* Information supplied:
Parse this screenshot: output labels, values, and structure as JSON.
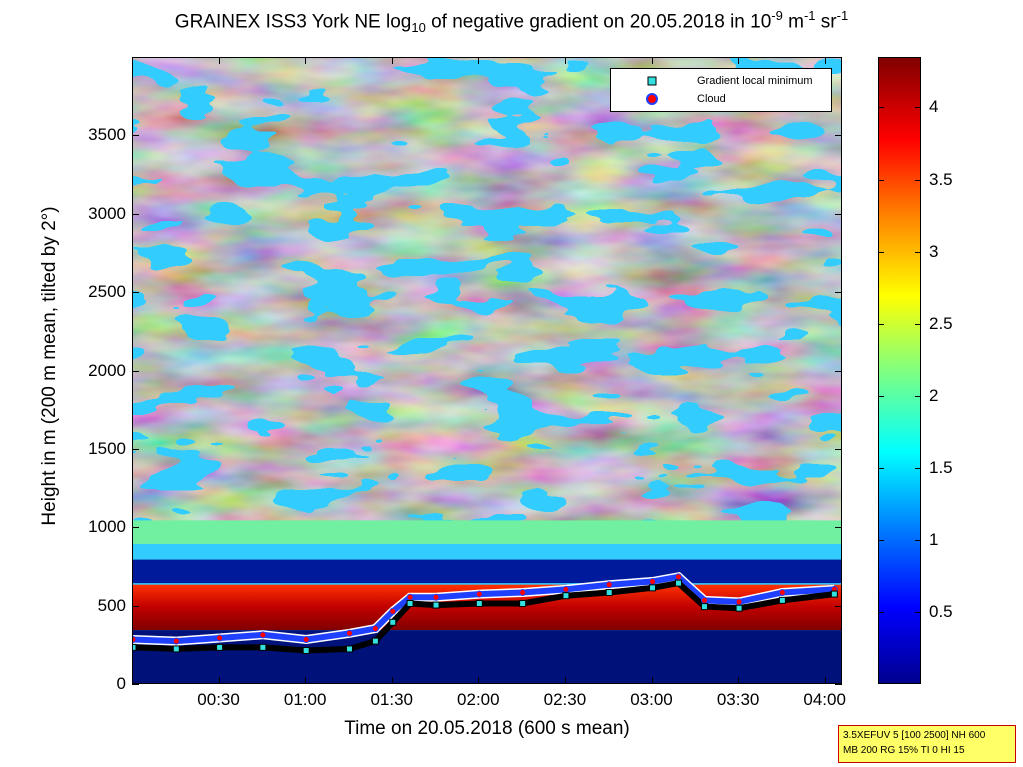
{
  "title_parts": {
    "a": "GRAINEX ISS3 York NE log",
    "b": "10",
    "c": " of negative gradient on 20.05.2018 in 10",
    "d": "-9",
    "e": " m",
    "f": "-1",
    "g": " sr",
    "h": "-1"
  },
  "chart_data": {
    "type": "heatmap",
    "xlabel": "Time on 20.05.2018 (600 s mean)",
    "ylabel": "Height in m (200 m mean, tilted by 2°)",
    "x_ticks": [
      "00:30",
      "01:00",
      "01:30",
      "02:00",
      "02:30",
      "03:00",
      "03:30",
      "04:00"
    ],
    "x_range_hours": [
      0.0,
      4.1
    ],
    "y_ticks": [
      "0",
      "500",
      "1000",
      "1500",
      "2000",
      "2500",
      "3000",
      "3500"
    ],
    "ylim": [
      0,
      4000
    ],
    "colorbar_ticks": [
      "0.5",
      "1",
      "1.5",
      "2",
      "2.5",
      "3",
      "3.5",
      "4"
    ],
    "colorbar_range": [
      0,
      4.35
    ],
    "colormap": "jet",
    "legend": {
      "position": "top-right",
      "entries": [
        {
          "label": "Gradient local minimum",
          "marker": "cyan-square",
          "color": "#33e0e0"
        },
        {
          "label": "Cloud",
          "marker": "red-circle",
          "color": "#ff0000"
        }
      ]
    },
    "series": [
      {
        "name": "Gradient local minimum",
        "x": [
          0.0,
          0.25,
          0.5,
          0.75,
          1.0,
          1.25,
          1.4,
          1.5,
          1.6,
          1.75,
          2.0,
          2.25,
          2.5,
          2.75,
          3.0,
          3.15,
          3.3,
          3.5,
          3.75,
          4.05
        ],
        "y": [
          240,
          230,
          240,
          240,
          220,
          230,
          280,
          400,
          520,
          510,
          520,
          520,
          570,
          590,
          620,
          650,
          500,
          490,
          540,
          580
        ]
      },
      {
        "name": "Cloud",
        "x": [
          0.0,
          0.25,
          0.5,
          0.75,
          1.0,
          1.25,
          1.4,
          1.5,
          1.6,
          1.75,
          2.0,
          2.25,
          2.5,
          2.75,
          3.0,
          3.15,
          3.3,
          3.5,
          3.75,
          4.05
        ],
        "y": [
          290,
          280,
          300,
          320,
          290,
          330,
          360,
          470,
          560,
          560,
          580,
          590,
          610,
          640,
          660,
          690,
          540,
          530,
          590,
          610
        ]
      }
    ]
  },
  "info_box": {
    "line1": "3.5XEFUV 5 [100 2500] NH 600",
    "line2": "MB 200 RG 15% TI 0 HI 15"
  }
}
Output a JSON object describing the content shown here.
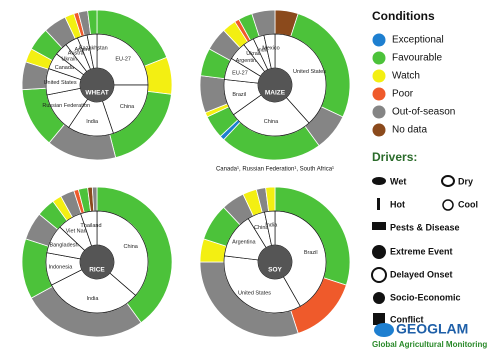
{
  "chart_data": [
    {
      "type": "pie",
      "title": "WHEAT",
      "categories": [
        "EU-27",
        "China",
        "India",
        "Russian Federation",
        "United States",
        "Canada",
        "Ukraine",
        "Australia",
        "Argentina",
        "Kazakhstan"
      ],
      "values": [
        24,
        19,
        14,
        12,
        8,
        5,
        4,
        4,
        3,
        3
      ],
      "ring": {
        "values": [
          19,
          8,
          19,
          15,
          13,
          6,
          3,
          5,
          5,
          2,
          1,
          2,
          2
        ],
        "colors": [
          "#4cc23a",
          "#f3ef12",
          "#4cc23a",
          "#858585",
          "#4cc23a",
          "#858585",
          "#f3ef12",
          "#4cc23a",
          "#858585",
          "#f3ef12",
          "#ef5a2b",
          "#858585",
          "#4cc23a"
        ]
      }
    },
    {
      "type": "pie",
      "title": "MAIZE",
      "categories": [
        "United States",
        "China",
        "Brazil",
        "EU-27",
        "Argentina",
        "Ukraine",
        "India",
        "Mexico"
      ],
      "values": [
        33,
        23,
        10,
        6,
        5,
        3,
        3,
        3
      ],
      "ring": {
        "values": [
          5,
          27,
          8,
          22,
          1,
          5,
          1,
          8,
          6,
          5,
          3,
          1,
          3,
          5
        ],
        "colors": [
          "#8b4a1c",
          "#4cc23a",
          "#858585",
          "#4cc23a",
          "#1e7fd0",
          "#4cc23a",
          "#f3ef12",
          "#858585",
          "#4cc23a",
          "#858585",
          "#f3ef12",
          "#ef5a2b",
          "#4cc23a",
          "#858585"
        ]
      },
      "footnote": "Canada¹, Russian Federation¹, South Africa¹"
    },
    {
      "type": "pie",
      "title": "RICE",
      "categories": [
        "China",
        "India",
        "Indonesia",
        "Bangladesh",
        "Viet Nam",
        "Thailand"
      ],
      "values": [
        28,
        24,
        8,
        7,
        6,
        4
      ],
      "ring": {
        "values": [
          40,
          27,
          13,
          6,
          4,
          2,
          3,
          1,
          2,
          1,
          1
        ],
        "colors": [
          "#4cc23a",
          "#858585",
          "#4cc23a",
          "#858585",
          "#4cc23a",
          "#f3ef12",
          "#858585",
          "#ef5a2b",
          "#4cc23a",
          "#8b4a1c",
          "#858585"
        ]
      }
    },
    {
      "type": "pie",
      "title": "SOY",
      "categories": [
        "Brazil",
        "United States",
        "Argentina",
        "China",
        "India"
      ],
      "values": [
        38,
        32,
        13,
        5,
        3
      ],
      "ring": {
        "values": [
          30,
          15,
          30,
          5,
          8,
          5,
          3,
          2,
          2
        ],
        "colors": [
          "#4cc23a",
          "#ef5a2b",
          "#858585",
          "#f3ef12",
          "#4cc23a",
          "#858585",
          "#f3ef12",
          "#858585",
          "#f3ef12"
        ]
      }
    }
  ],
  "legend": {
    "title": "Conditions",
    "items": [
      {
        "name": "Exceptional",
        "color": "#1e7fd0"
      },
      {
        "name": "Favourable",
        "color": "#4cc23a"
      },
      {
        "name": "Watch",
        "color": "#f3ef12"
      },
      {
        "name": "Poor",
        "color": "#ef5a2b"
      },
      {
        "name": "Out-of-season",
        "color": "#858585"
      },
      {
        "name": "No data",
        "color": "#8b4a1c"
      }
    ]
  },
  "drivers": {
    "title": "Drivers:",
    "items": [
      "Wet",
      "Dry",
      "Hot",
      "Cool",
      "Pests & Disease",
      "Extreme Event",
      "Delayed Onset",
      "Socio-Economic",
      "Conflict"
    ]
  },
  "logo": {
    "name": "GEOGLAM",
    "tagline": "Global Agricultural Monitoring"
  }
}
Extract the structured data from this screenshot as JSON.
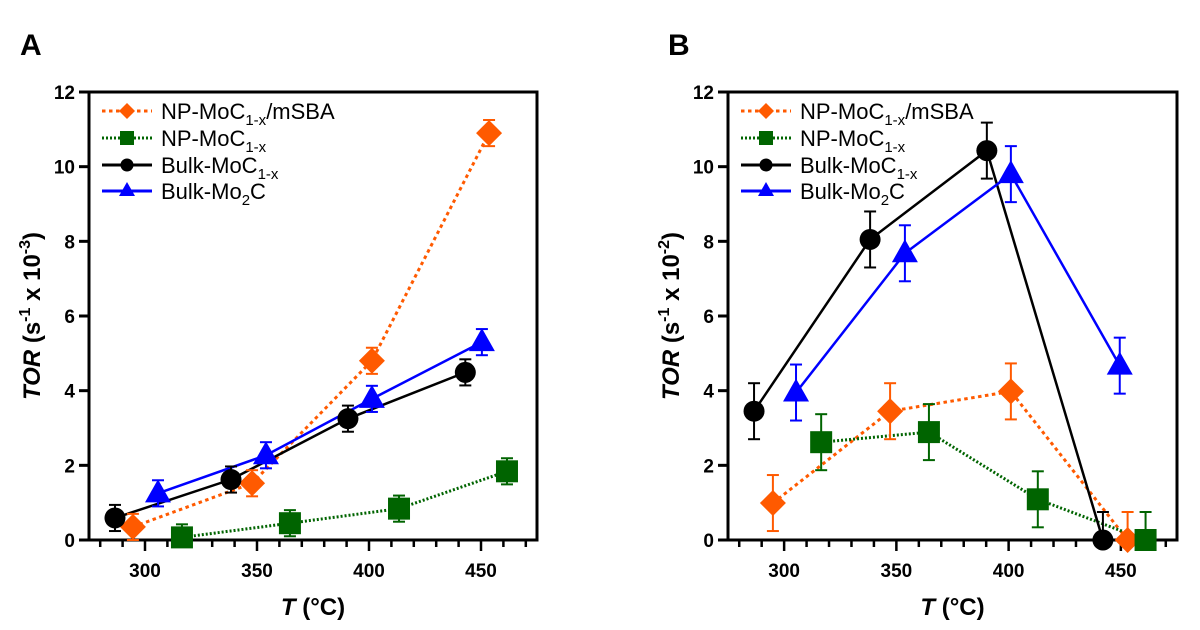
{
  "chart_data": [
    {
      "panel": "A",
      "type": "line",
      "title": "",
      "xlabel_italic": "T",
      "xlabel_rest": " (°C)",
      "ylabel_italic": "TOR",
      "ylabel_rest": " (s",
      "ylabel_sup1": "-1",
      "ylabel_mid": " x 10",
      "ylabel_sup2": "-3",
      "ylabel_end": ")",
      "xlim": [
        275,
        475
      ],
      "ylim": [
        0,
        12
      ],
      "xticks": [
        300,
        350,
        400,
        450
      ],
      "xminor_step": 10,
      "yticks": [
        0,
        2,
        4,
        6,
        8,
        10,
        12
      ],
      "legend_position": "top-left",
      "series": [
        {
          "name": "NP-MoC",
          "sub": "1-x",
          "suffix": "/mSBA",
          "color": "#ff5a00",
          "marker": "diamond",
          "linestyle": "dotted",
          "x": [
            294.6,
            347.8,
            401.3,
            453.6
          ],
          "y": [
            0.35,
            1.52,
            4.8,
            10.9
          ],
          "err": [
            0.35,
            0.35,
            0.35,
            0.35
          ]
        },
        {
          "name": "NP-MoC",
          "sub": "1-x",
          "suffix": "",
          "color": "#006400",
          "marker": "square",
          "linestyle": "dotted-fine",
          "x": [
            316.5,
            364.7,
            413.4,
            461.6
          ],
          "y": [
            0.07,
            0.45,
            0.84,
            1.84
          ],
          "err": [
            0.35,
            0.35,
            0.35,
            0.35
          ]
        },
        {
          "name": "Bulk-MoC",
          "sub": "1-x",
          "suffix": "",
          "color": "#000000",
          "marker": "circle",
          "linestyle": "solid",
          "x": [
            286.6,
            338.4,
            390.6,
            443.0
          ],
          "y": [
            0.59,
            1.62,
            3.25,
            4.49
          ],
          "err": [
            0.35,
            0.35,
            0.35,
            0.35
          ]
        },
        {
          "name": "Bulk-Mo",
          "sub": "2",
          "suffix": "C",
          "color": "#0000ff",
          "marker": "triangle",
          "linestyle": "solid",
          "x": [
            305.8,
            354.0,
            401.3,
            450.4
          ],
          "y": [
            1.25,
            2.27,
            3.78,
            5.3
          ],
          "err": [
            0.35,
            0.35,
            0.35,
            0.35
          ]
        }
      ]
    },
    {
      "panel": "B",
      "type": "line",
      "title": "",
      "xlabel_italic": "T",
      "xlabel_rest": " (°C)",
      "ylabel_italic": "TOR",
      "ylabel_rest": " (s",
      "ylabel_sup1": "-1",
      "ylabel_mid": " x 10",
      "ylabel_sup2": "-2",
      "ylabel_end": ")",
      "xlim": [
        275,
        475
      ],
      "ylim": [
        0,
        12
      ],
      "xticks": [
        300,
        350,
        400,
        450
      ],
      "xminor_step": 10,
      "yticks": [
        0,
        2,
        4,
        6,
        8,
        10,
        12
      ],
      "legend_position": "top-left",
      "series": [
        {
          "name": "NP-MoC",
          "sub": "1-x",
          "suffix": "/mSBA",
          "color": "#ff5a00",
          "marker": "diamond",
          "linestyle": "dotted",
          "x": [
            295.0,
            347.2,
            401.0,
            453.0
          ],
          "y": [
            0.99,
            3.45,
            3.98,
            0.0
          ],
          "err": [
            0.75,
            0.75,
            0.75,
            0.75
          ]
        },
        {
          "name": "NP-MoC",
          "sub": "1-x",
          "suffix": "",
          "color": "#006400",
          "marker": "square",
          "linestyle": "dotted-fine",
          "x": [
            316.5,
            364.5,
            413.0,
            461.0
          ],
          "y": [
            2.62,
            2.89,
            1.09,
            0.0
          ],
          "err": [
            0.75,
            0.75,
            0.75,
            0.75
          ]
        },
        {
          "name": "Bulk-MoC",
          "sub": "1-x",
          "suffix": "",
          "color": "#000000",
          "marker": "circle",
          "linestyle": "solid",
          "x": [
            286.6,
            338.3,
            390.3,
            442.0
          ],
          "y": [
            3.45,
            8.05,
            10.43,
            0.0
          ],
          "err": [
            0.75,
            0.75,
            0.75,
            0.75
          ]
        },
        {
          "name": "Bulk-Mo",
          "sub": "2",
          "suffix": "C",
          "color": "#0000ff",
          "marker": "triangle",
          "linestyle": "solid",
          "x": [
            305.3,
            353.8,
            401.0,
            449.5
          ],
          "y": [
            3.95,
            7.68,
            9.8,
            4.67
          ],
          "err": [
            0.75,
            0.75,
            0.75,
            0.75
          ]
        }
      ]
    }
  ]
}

* To do: Scan the listing above and identify each line holding the string "this"; copy every such line.

* Final result:
Parse this screenshot: output labels, values, and structure as JSON.
Extract the structured data from this screenshot as JSON.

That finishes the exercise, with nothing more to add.